• Your goal
Locate every line in the material below that contains the word "region", matching case exactly, and copy each of those lines.

[Source data]
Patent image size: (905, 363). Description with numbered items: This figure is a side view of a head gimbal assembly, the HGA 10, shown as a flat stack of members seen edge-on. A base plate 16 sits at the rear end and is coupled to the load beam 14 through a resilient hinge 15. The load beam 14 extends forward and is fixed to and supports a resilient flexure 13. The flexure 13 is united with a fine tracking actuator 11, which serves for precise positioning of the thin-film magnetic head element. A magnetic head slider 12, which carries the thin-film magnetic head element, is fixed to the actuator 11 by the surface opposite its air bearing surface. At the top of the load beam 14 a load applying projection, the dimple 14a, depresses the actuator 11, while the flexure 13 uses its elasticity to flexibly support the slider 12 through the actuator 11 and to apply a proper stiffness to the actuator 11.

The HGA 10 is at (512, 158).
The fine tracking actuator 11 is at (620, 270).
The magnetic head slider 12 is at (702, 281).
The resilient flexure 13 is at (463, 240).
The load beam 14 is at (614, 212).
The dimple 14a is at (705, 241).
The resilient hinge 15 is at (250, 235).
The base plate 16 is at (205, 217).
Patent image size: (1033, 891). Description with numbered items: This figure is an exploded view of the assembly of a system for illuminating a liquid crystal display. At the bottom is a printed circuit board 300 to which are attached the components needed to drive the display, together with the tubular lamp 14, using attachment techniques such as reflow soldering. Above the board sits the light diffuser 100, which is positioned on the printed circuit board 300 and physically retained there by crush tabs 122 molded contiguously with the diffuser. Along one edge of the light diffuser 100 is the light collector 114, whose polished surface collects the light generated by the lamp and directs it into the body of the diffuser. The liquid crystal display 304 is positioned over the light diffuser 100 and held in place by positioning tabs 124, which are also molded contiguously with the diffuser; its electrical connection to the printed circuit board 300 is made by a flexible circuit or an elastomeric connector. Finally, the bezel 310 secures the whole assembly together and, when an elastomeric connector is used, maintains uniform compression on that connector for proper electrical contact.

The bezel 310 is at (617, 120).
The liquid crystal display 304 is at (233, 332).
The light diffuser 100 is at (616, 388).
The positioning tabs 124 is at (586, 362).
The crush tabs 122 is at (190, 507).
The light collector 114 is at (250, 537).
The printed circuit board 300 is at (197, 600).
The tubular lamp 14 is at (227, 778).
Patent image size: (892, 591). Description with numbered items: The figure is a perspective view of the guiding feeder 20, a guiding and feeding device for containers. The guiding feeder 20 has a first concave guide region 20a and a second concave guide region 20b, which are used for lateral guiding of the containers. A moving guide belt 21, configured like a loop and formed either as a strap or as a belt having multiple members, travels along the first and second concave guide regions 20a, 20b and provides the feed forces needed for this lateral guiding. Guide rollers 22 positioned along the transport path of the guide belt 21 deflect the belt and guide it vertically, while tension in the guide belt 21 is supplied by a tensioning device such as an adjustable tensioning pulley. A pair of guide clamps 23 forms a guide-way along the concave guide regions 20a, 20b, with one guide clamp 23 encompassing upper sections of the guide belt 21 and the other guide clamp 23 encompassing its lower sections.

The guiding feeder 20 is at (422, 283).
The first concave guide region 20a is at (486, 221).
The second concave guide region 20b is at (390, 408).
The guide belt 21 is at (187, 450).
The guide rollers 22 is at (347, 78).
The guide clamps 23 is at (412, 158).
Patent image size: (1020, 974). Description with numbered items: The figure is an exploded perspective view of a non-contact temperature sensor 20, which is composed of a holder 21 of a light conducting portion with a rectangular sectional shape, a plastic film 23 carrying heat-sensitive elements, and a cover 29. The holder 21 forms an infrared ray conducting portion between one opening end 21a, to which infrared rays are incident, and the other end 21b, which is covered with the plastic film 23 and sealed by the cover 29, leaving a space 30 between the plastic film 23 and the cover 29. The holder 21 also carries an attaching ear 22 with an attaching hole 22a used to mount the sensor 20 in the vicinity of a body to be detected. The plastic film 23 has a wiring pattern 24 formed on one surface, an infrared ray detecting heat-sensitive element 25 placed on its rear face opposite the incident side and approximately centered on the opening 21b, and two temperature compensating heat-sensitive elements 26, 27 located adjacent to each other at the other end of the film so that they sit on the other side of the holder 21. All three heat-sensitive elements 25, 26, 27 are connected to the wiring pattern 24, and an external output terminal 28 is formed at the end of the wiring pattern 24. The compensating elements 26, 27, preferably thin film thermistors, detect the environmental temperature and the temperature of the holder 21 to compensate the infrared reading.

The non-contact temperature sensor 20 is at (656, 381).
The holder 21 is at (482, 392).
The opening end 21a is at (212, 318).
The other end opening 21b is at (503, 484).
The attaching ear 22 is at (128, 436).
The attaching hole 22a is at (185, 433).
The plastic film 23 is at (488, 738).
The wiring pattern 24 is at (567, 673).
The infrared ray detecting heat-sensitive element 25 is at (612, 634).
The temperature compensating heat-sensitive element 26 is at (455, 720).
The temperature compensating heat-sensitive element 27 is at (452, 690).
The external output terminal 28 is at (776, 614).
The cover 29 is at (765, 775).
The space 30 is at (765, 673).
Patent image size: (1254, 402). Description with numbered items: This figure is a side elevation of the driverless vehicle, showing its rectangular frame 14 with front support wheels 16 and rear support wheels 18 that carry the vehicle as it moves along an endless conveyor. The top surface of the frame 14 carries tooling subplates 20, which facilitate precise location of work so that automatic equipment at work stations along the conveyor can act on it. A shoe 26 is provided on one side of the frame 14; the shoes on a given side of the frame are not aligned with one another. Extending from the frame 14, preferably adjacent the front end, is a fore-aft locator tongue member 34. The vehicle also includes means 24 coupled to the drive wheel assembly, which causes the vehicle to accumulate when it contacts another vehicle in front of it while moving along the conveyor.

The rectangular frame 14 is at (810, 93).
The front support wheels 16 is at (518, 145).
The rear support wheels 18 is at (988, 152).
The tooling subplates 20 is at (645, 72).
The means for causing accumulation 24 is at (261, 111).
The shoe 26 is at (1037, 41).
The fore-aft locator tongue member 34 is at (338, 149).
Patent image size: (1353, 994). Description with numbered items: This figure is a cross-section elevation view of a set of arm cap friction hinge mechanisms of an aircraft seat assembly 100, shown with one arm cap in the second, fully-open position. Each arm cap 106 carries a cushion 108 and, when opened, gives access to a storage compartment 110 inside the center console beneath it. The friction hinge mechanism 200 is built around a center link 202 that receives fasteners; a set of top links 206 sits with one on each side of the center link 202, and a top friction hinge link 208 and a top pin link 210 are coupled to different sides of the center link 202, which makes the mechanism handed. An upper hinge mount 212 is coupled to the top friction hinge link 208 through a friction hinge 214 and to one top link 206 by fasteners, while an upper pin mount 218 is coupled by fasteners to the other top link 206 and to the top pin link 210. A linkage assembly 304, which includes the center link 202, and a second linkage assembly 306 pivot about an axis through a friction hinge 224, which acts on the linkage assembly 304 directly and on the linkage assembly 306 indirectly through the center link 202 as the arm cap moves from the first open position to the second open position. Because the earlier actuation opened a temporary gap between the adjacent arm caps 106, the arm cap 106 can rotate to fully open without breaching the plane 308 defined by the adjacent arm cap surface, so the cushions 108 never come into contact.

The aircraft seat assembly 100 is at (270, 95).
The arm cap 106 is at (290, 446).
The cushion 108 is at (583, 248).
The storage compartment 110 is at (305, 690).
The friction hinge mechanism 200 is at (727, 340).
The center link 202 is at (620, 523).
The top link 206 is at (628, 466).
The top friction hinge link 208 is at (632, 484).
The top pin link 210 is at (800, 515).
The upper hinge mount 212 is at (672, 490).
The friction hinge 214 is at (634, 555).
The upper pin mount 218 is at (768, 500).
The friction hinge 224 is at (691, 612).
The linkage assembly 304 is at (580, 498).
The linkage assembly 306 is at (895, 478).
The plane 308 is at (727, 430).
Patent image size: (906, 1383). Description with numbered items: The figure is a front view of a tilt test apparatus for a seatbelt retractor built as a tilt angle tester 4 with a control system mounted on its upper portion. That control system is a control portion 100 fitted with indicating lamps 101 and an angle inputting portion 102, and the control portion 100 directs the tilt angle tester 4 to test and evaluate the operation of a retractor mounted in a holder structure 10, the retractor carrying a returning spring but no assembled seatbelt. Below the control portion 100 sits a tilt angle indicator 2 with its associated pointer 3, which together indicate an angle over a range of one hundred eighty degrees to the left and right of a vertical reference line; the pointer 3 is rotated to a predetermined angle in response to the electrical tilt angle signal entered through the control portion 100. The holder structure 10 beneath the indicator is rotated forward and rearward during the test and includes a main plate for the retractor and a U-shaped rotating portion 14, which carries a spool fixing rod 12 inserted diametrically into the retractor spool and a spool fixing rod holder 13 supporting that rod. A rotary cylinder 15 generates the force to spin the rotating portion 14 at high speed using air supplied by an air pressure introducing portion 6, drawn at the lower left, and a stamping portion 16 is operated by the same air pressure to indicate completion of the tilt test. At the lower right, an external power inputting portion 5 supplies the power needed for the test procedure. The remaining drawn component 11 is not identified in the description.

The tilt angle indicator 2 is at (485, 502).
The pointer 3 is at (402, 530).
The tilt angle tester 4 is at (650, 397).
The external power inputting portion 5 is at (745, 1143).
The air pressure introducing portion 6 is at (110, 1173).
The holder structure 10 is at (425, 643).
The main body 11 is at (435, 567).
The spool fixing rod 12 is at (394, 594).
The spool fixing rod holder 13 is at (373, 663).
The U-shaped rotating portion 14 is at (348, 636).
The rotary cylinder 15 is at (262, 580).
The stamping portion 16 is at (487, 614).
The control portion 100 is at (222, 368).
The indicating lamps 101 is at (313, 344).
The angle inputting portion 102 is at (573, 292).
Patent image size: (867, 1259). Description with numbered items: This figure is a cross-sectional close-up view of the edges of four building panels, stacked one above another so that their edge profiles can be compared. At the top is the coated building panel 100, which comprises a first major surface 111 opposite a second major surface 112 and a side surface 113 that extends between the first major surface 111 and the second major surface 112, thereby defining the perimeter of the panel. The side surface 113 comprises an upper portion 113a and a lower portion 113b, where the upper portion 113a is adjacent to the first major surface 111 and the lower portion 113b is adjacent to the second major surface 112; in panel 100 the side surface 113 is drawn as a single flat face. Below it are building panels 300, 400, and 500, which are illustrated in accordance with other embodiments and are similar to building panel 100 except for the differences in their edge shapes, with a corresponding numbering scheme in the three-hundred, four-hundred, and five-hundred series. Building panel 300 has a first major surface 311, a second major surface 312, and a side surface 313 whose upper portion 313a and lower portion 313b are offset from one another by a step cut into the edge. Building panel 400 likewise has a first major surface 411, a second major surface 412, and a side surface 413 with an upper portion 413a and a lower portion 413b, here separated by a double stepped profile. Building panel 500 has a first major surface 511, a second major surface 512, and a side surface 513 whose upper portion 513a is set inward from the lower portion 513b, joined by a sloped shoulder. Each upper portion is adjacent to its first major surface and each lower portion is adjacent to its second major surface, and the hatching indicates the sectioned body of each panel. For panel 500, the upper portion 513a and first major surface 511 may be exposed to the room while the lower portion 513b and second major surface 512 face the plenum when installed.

• Written response
Patent image size: (892, 591). Description with numbered items: The figure is a perspective view of the guiding feeder 20, a guiding and feeding device for containers. The guiding feeder 20 has a first concave guide region 20a and a second concave guide region 20b, which are used for lateral guiding of the containers. A moving guide belt 21, configured like a loop and formed either as a strap or as a belt having multiple members, travels along the first and second concave guide regions 20a, 20b and provides the feed forces needed for this lateral guiding. Guide rollers 22 positioned along the transport path of the guide belt 21 deflect the belt and guide it vertically, while tension in the guide belt 21 is supplied by a tensioning device such as an adjustable tensioning pulley. A pair of guide clamps 23 forms a guide-way along the concave guide regions 20a, 20b, with one guide clamp 23 encompassing upper sections of the guide belt 21 and the other guide clamp 23 encompassing its lower sections.
The first concave guide region 20a is at (486, 221).
The second concave guide region 20b is at (390, 408).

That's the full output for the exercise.